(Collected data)

* * * * * * *

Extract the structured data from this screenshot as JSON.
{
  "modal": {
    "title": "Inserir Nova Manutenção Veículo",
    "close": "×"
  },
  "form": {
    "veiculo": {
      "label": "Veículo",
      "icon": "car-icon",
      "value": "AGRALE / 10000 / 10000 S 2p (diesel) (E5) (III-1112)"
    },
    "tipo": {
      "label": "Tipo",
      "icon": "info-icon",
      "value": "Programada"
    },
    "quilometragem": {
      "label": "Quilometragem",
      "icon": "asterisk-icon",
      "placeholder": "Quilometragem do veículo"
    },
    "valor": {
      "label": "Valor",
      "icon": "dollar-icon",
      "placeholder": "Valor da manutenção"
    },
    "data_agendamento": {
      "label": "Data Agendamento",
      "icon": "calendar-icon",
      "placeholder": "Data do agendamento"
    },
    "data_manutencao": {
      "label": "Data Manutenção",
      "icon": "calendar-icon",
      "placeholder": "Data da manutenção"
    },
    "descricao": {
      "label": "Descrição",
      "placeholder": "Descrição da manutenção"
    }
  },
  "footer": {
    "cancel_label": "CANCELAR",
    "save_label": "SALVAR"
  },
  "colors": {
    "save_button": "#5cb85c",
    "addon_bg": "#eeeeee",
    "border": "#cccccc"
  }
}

* * * * * * *

Task
Write out the complete set of records exactly as given.

Solution below
Extract the structured data from this screenshot as JSON.
{
  "modal": {
    "title": "Inserir Nova Manutenção Veículo",
    "close": "×"
  },
  "form": {
    "veiculo": {
      "label": "Veículo",
      "icon": "car-icon",
      "value": "AGRALE / 10000 / 10000 S 2p (diesel) (E5) (III-1112)"
    },
    "tipo": {
      "label": "Tipo",
      "icon": "info-icon",
      "value": "Programada"
    },
    "quilometragem": {
      "label": "Quilometragem",
      "icon": "asterisk-icon",
      "placeholder": "Quilometragem do veículo"
    },
    "valor": {
      "label": "Valor",
      "icon": "dollar-icon",
      "placeholder": "Valor da manutenção"
    },
    "data_agendamento": {
      "label": "Data Agendamento",
      "icon": "calendar-icon",
      "placeholder": "Data do agendamento"
    },
    "data_manutencao": {
      "label": "Data Manutenção",
      "icon": "calendar-icon",
      "placeholder": "Data da manutenção"
    },
    "descricao": {
      "label": "Descrição",
      "placeholder": "Descrição da manutenção"
    }
  },
  "footer": {
    "cancel_label": "CANCELAR",
    "save_label": "SALVAR"
  },
  "colors": {
    "save_button": "#5cb85c",
    "addon_bg": "#eeeeee",
    "border": "#cccccc"
  }
}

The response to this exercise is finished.